**STATED TASK**. From the listing, collect all lines containing the word "JSON".

**DATA ROWS**.
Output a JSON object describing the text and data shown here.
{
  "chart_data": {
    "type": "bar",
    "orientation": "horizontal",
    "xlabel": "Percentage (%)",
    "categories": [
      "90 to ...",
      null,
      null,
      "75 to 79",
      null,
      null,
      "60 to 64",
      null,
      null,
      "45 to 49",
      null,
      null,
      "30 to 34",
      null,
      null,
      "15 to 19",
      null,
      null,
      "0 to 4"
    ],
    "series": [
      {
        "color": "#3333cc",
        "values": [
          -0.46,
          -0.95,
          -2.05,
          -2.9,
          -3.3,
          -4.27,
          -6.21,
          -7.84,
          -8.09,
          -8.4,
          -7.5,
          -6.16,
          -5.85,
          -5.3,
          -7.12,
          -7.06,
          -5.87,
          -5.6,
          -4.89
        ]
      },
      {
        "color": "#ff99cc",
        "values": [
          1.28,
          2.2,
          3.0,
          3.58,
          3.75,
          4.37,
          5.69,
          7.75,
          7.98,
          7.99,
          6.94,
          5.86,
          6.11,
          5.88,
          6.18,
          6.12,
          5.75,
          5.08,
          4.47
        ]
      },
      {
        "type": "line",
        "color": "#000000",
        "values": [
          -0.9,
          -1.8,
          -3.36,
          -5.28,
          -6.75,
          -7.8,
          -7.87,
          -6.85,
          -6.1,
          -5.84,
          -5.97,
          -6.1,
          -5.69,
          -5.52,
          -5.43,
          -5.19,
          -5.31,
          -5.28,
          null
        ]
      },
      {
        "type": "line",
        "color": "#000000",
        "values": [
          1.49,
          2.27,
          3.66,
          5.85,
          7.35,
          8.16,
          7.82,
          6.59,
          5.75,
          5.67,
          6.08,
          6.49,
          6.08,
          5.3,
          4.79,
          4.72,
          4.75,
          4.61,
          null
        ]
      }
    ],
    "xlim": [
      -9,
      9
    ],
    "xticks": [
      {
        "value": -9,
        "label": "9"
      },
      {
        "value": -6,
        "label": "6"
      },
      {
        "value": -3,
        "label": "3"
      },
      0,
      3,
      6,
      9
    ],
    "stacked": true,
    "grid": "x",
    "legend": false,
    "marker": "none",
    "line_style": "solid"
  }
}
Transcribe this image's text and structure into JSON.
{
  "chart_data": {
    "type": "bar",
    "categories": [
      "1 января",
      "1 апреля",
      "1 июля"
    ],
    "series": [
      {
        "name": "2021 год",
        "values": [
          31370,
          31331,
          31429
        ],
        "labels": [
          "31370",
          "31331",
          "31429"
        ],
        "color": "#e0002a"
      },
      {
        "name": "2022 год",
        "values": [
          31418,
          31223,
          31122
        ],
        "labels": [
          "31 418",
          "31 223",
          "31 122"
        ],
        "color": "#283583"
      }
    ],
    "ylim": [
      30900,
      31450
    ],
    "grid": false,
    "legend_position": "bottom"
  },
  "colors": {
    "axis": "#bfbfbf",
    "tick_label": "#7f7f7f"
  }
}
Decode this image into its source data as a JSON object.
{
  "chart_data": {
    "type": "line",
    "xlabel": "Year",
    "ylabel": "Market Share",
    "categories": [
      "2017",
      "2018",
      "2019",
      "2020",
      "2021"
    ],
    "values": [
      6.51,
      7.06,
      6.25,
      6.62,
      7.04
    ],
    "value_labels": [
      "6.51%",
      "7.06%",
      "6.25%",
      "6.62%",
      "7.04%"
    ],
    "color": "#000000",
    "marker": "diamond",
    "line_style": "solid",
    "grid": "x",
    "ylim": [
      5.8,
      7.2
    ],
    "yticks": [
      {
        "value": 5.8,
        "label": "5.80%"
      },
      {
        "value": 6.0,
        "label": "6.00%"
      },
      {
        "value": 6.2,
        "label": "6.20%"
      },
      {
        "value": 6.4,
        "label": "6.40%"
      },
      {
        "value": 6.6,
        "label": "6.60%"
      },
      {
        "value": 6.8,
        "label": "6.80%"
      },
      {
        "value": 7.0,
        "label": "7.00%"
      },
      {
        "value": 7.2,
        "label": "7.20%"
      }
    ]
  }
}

**SOLUTION FOR THIS TASK**.
Output a JSON object describing the text and data shown here.
Transcribe this image's text and structure into JSON.
Decode this image into its source data as a JSON object.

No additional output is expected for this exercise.